AUFGABE: Setze den Text über Waffen als Kulturgut nach seinem letzten Satz fort.

DOKUMENTTEXT:
Niemand wird den Behörden bestreiten, dass sie in schwieriger Lage sind, vor allem da "Waffen" meist auf ihr Droh- und Schädigungspotenzial reduziert werden und die Würdigung ihres Stellenwertes in der menschlichen Geschichte dabei zu kurz kommt. Aber die gleichen Schwierigkeiten bestehen überall, wo es um die Rettung von Denkmälern und wertvoller Vergangenheit geht. Es gehört zur behördlichen Struktur, dass Ämter sich schwer dazu entschließen, der privaten Initiative die unerlässliche Vertrauensvorgabe zu gewähren. Gleichwohl kann echtes demokratisches Behördenwesen nur erfolgreich sein, wenn Toleranz und Sachverstand sich die Waage halten.

Wesentliche Voraussetzung für eine unverkrampften Umgang mit dem "Kulturgut Waffe" ist die Akzeptanz seiner Bedeutung.

7) Welche Vorgaben sollen in die Durchführungsverordnungen kommen?

Auch hier verweisen wir in erster Linie auf unser Positionspapier "Waffengesetz - Bezug Kulturgeschichte".

Sammler und Museumsmitarbeiter sind keine Bittsteller sondern kompetente Gesprächspartner, mit denen gemeinsam praktikable Lösungen gesucht werden müssen. Gesetz und Durchführungsverordnung sollen die Bewahrung des kulturellen Erbes ermöglichen und fördern.

Gerade bei der Frage der Aufbewahrung müssen die gesetzlichen Freiräume so umfassend wie möglich sein, um individuelle Lösungen zu erlauben.

Es sind überall dort Ausnahmen zu machen, wo dies i.S. einer Erhaltung der Originalität nötig ist.

Datensätze zur Bereichsannotation:
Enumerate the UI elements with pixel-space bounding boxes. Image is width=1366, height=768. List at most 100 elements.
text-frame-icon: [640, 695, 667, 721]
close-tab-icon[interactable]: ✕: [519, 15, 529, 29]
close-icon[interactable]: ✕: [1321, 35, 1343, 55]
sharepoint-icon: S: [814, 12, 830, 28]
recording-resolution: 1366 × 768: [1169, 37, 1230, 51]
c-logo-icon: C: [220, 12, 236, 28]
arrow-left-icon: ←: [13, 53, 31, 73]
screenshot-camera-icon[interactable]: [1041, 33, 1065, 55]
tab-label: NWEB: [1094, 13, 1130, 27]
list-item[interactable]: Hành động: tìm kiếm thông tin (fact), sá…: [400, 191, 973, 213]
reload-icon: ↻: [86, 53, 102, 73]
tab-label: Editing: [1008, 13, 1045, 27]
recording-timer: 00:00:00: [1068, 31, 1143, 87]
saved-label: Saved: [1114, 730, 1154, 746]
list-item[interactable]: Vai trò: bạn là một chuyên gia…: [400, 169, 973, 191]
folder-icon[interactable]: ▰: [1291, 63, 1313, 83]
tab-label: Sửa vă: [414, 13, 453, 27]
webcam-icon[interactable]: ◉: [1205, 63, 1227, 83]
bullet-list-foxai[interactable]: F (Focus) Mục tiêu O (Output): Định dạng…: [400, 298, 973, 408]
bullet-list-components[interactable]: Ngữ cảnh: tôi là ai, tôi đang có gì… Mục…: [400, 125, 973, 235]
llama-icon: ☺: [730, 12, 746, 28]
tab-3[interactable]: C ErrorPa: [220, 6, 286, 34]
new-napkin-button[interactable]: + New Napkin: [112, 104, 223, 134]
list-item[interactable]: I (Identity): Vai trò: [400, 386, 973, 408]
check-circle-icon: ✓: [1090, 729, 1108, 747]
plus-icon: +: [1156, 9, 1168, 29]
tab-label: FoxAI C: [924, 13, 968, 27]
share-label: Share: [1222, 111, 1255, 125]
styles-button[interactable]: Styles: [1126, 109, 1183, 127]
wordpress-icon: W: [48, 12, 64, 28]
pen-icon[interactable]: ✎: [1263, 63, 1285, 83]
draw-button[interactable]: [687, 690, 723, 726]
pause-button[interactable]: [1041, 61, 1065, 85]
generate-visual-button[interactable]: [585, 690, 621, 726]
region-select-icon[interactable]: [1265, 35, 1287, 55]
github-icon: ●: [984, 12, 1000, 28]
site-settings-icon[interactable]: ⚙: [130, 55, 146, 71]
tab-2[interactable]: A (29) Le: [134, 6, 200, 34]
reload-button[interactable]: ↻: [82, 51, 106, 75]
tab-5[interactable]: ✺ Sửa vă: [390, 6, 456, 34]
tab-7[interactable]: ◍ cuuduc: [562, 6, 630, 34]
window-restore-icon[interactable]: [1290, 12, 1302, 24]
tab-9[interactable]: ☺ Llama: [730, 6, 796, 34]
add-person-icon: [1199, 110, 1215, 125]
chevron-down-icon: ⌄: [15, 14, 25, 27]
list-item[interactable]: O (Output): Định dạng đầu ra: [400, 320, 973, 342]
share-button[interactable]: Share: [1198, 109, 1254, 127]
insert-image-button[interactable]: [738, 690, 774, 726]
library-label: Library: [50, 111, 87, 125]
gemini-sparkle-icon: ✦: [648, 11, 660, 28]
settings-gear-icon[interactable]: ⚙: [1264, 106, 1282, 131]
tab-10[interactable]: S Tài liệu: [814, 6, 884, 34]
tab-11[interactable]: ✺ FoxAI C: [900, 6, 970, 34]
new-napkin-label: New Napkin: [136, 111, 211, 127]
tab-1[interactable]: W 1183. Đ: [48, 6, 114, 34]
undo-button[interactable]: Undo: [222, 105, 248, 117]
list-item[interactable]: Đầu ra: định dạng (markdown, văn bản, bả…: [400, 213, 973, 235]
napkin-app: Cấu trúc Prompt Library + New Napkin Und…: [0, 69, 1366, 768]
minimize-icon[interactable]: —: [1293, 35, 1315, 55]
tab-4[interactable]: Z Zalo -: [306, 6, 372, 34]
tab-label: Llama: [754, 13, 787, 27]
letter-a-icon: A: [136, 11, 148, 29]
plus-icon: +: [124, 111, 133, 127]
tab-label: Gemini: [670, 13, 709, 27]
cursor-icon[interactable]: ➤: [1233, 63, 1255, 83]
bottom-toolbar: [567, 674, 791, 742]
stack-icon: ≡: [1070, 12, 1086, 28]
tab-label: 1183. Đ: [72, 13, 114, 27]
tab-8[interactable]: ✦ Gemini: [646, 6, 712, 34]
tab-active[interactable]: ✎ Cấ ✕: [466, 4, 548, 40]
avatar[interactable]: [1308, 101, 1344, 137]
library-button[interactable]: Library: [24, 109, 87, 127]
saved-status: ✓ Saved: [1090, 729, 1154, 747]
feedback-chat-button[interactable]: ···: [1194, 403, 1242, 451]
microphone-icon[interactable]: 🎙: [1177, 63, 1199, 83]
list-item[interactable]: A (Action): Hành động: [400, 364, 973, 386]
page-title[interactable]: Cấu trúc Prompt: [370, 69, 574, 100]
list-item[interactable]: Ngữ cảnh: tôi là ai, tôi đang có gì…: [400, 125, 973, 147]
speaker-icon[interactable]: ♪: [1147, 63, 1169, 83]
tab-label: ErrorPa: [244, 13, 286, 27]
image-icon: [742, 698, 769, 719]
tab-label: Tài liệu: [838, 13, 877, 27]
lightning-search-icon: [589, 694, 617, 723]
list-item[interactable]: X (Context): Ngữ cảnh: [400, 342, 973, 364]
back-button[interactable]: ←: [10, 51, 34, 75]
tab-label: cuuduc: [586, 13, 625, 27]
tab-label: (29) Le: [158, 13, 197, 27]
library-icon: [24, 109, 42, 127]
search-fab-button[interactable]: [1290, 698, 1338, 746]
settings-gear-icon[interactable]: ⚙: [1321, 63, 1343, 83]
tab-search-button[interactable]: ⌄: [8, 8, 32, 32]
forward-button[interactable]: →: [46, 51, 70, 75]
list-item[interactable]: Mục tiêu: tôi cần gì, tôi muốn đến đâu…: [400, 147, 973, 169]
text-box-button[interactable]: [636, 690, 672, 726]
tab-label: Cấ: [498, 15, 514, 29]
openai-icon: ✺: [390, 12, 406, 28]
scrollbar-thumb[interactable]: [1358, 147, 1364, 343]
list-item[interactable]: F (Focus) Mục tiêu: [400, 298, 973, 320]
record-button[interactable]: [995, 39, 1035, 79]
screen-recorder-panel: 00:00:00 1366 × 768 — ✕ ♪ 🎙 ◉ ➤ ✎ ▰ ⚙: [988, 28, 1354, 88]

ERGEBNIS:
Es ist gelegentlich auch für einen Sammler notwendig, Waffen zu testen. Das kann auf einem öffentlichen Schießstand oder bei einem Sachverständigen mit eigenem Schießstand erfolgen. Dazu muss die Waffe transportiert werden. Ähnliches gilt für den Transport zu einem Sammlertreffen o.ä. Dies muss durch die Formel 'zu einem von seinem Bedürfnis umfassten Zweck' abgedeckt sein, wenn sie nicht - was besser wäre - völlig aufgegeben wird.

8) Ein Beitrag zur Kulturgeschichte: Der kulturhistorische und gesellschaftliche Stellenwert der "Waffe"

Wir stehen vor dem verbreiteten Phänomen, dass es üblich geworden ist, nach der Katastrophe gleich zweier Weltkriege in der ersten Hälfte unseres Jahrhunderts eine Waffenantipathie zu kultivieren. Es wäre aber außerordentlich verhängnisvoll, Fehler an der falschen Stelle zu verfolgen; sie liegen eindeutig im politischen Bereich, denn Kriege werden durch Menschen und nicht durch Waffen ausgelöst.

Die Waffen und ihre Entwicklungsgeschichte sind wissenschaftlich gesehen untrennbarer und markanter Bestandteil der menschlichen Kultur- und Zivilisationsgeschichte. Das gilt fraglos auch für die neue und neueste Waffenentwicklung.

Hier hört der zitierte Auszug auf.